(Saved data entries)
·····

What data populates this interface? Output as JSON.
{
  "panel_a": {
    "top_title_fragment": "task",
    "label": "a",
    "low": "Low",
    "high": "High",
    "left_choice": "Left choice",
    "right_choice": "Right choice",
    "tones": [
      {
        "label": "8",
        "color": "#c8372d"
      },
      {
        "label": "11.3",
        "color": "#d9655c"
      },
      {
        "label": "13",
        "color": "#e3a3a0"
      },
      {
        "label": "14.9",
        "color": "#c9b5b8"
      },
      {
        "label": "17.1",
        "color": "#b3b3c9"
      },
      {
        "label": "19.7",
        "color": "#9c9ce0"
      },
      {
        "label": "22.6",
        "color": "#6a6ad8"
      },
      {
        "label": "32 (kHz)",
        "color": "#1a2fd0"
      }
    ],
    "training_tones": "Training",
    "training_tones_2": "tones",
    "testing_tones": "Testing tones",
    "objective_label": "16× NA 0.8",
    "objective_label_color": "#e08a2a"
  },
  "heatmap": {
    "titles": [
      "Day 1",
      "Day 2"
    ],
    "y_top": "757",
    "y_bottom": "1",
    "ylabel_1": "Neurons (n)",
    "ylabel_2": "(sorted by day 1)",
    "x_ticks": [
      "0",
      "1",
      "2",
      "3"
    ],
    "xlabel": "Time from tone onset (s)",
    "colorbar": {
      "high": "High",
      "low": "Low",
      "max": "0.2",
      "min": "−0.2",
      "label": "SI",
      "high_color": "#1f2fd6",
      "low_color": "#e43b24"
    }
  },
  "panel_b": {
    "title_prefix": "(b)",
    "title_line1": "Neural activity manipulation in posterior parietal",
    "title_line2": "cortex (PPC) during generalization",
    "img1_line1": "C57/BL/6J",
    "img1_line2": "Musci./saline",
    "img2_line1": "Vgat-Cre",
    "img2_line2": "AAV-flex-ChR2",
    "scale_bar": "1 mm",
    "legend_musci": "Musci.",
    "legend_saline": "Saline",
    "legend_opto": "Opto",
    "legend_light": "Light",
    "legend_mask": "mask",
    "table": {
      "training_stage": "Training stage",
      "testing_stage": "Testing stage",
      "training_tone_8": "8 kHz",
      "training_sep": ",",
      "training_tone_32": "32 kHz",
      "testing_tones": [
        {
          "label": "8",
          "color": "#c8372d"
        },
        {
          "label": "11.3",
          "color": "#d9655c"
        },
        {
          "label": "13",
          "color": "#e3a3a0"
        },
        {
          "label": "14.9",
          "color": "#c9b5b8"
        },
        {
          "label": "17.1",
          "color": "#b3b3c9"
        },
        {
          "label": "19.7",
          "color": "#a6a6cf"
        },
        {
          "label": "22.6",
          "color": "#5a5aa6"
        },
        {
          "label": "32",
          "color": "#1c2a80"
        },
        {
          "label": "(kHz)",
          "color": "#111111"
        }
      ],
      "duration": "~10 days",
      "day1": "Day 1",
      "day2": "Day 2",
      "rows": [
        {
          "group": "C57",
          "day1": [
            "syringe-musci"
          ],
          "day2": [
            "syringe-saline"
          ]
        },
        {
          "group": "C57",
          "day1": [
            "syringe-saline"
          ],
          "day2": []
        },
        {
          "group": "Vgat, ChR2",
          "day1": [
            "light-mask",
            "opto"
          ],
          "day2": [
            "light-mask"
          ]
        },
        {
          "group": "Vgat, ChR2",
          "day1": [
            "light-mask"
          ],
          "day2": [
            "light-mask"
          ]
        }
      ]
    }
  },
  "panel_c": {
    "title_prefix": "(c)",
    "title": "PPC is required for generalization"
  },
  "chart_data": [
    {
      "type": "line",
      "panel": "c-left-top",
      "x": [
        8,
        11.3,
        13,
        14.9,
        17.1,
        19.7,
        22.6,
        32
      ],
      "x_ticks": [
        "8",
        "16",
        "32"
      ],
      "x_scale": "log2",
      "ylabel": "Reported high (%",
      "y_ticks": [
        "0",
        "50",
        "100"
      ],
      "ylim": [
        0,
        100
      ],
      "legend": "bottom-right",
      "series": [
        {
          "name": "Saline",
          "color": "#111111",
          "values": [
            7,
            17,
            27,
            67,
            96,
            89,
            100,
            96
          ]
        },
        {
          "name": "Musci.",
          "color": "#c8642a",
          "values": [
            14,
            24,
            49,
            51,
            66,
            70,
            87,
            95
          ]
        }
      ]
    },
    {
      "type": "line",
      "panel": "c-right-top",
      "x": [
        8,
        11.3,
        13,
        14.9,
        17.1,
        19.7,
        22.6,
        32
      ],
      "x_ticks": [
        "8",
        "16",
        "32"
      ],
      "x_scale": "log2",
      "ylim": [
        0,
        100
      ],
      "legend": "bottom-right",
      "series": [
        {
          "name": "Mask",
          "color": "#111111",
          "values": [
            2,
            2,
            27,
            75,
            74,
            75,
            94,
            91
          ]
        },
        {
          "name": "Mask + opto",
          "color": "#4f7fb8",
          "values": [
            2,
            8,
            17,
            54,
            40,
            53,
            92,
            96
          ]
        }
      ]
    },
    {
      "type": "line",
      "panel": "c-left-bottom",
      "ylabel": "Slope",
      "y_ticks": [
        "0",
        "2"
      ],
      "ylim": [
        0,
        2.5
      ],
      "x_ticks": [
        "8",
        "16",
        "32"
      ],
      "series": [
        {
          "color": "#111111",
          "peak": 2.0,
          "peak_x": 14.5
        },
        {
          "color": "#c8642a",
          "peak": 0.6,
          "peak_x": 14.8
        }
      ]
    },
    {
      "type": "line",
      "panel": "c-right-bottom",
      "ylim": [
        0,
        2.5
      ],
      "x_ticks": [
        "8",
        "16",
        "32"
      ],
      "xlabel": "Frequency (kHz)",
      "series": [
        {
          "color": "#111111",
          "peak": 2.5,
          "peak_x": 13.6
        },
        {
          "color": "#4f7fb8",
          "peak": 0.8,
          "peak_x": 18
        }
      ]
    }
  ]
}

·····

**GOAL**
Every record should be repeated exactly; please leave none out.

**CORRECT RESULT**
What data populates this interface? Output as JSON.
{
  "panel_a": {
    "top_title_fragment": "task",
    "label": "a",
    "low": "Low",
    "high": "High",
    "left_choice": "Left choice",
    "right_choice": "Right choice",
    "tones": [
      {
        "label": "8",
        "color": "#c8372d"
      },
      {
        "label": "11.3",
        "color": "#d9655c"
      },
      {
        "label": "13",
        "color": "#e3a3a0"
      },
      {
        "label": "14.9",
        "color": "#c9b5b8"
      },
      {
        "label": "17.1",
        "color": "#b3b3c9"
      },
      {
        "label": "19.7",
        "color": "#9c9ce0"
      },
      {
        "label": "22.6",
        "color": "#6a6ad8"
      },
      {
        "label": "32 (kHz)",
        "color": "#1a2fd0"
      }
    ],
    "training_tones": "Training",
    "training_tones_2": "tones",
    "testing_tones": "Testing tones",
    "objective_label": "16× NA 0.8",
    "objective_label_color": "#e08a2a"
  },
  "heatmap": {
    "titles": [
      "Day 1",
      "Day 2"
    ],
    "y_top": "757",
    "y_bottom": "1",
    "ylabel_1": "Neurons (n)",
    "ylabel_2": "(sorted by day 1)",
    "x_ticks": [
      "0",
      "1",
      "2",
      "3"
    ],
    "xlabel": "Time from tone onset (s)",
    "colorbar": {
      "high": "High",
      "low": "Low",
      "max": "0.2",
      "min": "−0.2",
      "label": "SI",
      "high_color": "#1f2fd6",
      "low_color": "#e43b24"
    }
  },
  "panel_b": {
    "title_prefix": "(b)",
    "title_line1": "Neural activity manipulation in posterior parietal",
    "title_line2": "cortex (PPC) during generalization",
    "img1_line1": "C57/BL/6J",
    "img1_line2": "Musci./saline",
    "img2_line1": "Vgat-Cre",
    "img2_line2": "AAV-flex-ChR2",
    "scale_bar": "1 mm",
    "legend_musci": "Musci.",
    "legend_saline": "Saline",
    "legend_opto": "Opto",
    "legend_light": "Light",
    "legend_mask": "mask",
    "table": {
      "training_stage": "Training stage",
      "testing_stage": "Testing stage",
      "training_tone_8": "8 kHz",
      "training_sep": ",",
      "training_tone_32": "32 kHz",
      "testing_tones": [
        {
          "label": "8",
          "color": "#c8372d"
        },
        {
          "label": "11.3",
          "color": "#d9655c"
        },
        {
          "label": "13",
          "color": "#e3a3a0"
        },
        {
          "label": "14.9",
          "color": "#c9b5b8"
        },
        {
          "label": "17.1",
          "color": "#b3b3c9"
        },
        {
          "label": "19.7",
          "color": "#a6a6cf"
        },
        {
          "label": "22.6",
          "color": "#5a5aa6"
        },
        {
          "label": "32",
          "color": "#1c2a80"
        },
        {
          "label": "(kHz)",
          "color": "#111111"
        }
      ],
      "duration": "~10 days",
      "day1": "Day 1",
      "day2": "Day 2",
      "rows": [
        {
          "group": "C57",
          "day1": [
            "syringe-musci"
          ],
          "day2": [
            "syringe-saline"
          ]
        },
        {
          "group": "C57",
          "day1": [
            "syringe-saline"
          ],
          "day2": []
        },
        {
          "group": "Vgat, ChR2",
          "day1": [
            "light-mask",
            "opto"
          ],
          "day2": [
            "light-mask"
          ]
        },
        {
          "group": "Vgat, ChR2",
          "day1": [
            "light-mask"
          ],
          "day2": [
            "light-mask"
          ]
        }
      ]
    }
  },
  "panel_c": {
    "title_prefix": "(c)",
    "title": "PPC is required for generalization"
  },
  "chart_data": [
    {
      "type": "line",
      "panel": "c-left-top",
      "x": [
        8,
        11.3,
        13,
        14.9,
        17.1,
        19.7,
        22.6,
        32
      ],
      "x_ticks": [
        "8",
        "16",
        "32"
      ],
      "x_scale": "log2",
      "ylabel": "Reported high (%",
      "y_ticks": [
        "0",
        "50",
        "100"
      ],
      "ylim": [
        0,
        100
      ],
      "legend": "bottom-right",
      "series": [
        {
          "name": "Saline",
          "color": "#111111",
          "values": [
            7,
            17,
            27,
            67,
            96,
            89,
            100,
            96
          ]
        },
        {
          "name": "Musci.",
          "color": "#c8642a",
          "values": [
            14,
            24,
            49,
            51,
            66,
            70,
            87,
            95
          ]
        }
      ]
    },
    {
      "type": "line",
      "panel": "c-right-top",
      "x": [
        8,
        11.3,
        13,
        14.9,
        17.1,
        19.7,
        22.6,
        32
      ],
      "x_ticks": [
        "8",
        "16",
        "32"
      ],
      "x_scale": "log2",
      "ylim": [
        0,
        100
      ],
      "legend": "bottom-right",
      "series": [
        {
          "name": "Mask",
          "color": "#111111",
          "values": [
            2,
            2,
            27,
            75,
            74,
            75,
            94,
            91
          ]
        },
        {
          "name": "Mask + opto",
          "color": "#4f7fb8",
          "values": [
            2,
            8,
            17,
            54,
            40,
            53,
            92,
            96
          ]
        }
      ]
    },
    {
      "type": "line",
      "panel": "c-left-bottom",
      "ylabel": "Slope",
      "y_ticks": [
        "0",
        "2"
      ],
      "ylim": [
        0,
        2.5
      ],
      "x_ticks": [
        "8",
        "16",
        "32"
      ],
      "series": [
        {
          "color": "#111111",
          "peak": 2.0,
          "peak_x": 14.5
        },
        {
          "color": "#c8642a",
          "peak": 0.6,
          "peak_x": 14.8
        }
      ]
    },
    {
      "type": "line",
      "panel": "c-right-bottom",
      "ylim": [
        0,
        2.5
      ],
      "x_ticks": [
        "8",
        "16",
        "32"
      ],
      "xlabel": "Frequency (kHz)",
      "series": [
        {
          "color": "#111111",
          "peak": 2.5,
          "peak_x": 13.6
        },
        {
          "color": "#4f7fb8",
          "peak": 0.8,
          "peak_x": 18
        }
      ]
    }
  ]
}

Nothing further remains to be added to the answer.